--- Start Supplied material ---
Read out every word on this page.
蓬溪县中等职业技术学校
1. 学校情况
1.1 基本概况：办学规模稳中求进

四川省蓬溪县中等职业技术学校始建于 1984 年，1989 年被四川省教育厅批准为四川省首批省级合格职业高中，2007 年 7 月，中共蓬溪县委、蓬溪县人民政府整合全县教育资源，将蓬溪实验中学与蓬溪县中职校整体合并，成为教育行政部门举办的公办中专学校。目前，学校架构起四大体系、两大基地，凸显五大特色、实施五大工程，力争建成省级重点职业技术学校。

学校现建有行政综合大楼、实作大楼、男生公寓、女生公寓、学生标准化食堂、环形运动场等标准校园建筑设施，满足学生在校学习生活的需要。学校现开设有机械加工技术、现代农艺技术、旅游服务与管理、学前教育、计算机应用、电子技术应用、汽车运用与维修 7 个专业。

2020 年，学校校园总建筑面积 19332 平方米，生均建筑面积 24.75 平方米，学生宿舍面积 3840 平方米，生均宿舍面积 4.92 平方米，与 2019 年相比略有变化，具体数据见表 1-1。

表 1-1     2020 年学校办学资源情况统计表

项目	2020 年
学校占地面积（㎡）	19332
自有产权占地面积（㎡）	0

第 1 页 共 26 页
--- End Supplied material ---
### Written instruction
Restate every record exactly, leaving nothing out.

### Finished task
Read out every word on this page.
蓬溪县中等职业技术学校
1. 学校情况
1.1 基本概况：办学规模稳中求进

四川省蓬溪县中等职业技术学校始建于 1984 年，1989 年被四川省教育厅批准为四川省首批省级合格职业高中，2007 年 7 月，中共蓬溪县委、蓬溪县人民政府整合全县教育资源，将蓬溪实验中学与蓬溪县中职校整体合并，成为教育行政部门举办的公办中专学校。目前，学校架构起四大体系、两大基地，凸显五大特色、实施五大工程，力争建成省级重点职业技术学校。

学校现建有行政综合大楼、实作大楼、男生公寓、女生公寓、学生标准化食堂、环形运动场等标准校园建筑设施，满足学生在校学习生活的需要。学校现开设有机械加工技术、现代农艺技术、旅游服务与管理、学前教育、计算机应用、电子技术应用、汽车运用与维修 7 个专业。

2020 年，学校校园总建筑面积 19332 平方米，生均建筑面积 24.75 平方米，学生宿舍面积 3840 平方米，生均宿舍面积 4.92 平方米，与 2019 年相比略有变化，具体数据见表 1-1。

表 1-1     2020 年学校办学资源情况统计表

项目	2020 年
学校占地面积（㎡）	19332
自有产权占地面积（㎡）	0

第 1 页 共 26 页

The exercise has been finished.